GIVEN EXERCISE: Copy, from the entries below, each line in which the string "dans" appears.

[Stored items]
§
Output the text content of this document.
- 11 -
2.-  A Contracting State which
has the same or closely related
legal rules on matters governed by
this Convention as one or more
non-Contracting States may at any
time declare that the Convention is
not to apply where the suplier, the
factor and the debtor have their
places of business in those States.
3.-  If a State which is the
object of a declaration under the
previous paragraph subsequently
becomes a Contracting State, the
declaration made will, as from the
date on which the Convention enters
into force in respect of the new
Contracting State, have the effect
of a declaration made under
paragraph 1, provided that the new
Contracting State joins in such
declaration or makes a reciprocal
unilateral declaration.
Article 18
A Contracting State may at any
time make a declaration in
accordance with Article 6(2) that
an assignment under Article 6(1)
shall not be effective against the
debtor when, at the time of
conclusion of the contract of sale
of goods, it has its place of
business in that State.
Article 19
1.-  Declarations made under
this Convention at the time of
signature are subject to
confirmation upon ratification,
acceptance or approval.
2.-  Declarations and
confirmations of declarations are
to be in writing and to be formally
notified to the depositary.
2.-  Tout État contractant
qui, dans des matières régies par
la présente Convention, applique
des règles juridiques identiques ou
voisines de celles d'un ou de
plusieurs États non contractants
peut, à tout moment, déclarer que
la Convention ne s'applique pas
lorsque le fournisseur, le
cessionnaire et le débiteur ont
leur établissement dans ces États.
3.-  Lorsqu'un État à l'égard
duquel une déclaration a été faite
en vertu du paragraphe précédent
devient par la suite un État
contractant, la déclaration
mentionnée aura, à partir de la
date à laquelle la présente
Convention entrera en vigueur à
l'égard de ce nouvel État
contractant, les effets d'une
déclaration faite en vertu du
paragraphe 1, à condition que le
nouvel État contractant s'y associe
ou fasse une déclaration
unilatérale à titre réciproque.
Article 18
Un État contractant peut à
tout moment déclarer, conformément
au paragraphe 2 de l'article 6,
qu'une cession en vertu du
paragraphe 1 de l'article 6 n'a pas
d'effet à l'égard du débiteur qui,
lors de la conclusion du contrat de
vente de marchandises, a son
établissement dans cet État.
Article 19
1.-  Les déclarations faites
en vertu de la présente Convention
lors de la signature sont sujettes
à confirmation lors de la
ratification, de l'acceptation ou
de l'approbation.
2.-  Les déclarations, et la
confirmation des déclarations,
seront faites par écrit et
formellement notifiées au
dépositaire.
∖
§
EXERCISE OUTPUT:
qui, dans des matières régies par
leur établissement dans ces États.
établissement dans cet État.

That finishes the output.